**Requirements**.
Tally the lines that contain "Мебель" and report the total alone.

**Dataset content**.
+ + + +

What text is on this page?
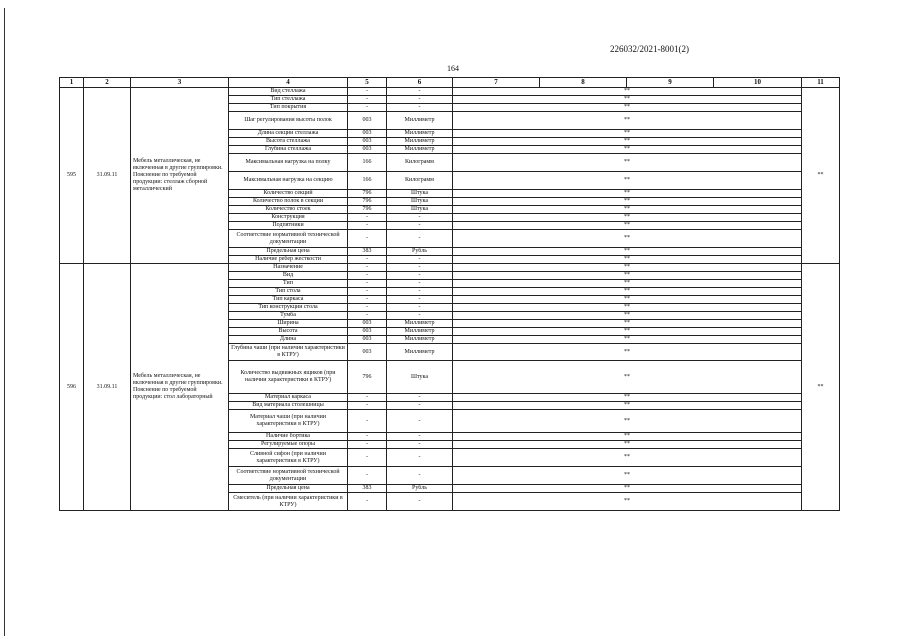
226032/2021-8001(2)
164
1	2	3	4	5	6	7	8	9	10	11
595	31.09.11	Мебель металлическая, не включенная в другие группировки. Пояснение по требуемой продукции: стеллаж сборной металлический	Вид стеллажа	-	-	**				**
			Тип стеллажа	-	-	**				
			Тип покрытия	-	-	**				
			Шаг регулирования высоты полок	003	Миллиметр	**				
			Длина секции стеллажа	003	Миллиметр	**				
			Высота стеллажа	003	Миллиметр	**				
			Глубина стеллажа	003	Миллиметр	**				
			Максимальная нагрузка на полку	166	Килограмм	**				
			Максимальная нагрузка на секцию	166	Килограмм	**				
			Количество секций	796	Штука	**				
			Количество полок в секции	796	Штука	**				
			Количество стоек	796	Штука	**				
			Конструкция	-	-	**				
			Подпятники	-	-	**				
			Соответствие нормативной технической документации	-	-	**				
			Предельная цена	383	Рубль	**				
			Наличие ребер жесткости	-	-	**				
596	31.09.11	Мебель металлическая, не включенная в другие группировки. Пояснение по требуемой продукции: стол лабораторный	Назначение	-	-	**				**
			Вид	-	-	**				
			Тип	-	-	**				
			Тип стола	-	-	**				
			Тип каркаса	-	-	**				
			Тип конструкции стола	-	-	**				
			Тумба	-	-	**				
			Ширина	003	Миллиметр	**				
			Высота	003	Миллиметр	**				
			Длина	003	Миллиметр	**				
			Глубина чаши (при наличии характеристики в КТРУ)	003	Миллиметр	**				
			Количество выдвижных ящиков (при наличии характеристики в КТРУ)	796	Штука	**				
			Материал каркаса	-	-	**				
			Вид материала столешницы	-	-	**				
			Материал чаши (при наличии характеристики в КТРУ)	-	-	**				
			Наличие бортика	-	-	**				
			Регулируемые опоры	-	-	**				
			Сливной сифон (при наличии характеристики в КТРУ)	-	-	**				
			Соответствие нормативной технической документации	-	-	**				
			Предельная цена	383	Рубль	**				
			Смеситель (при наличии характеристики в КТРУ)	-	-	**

+ + + +

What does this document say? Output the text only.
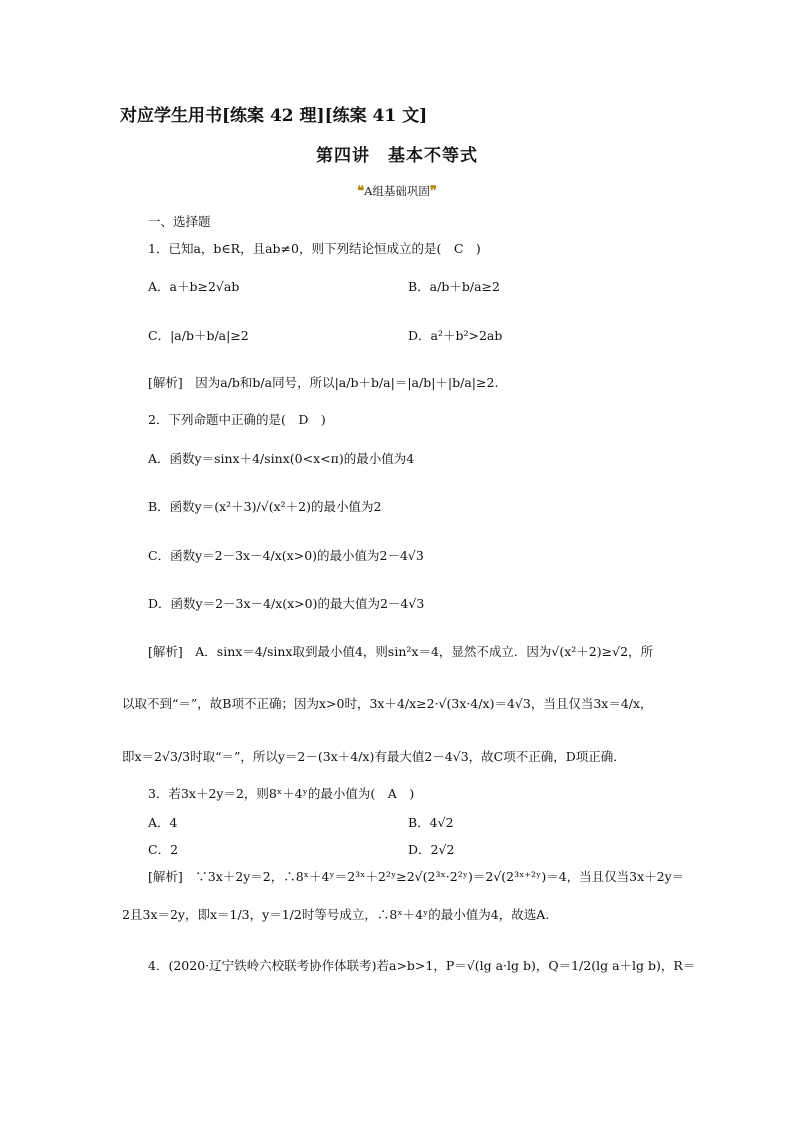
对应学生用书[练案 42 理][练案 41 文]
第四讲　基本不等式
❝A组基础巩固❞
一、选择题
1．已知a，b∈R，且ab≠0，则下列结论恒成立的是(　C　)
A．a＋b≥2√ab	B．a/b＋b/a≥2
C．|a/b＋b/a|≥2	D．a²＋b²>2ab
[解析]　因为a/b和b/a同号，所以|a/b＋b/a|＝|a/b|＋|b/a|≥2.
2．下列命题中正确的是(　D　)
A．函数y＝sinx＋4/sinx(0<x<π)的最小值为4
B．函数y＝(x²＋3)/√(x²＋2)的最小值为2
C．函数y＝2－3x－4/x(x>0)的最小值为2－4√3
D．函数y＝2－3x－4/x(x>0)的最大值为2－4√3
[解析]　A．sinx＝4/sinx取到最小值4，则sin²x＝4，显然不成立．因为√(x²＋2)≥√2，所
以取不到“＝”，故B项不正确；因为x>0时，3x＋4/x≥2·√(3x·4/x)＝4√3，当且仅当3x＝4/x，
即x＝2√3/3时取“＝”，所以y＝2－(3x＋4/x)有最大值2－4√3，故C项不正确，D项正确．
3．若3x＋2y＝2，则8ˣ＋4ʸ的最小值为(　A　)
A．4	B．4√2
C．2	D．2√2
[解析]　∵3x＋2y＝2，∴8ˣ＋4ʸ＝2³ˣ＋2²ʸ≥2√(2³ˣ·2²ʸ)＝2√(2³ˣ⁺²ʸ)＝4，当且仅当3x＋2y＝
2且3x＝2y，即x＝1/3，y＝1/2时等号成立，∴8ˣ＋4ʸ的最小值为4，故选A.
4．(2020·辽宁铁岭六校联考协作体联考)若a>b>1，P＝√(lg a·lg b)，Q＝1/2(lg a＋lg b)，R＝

+ + + +

**Solution for this problem**.
2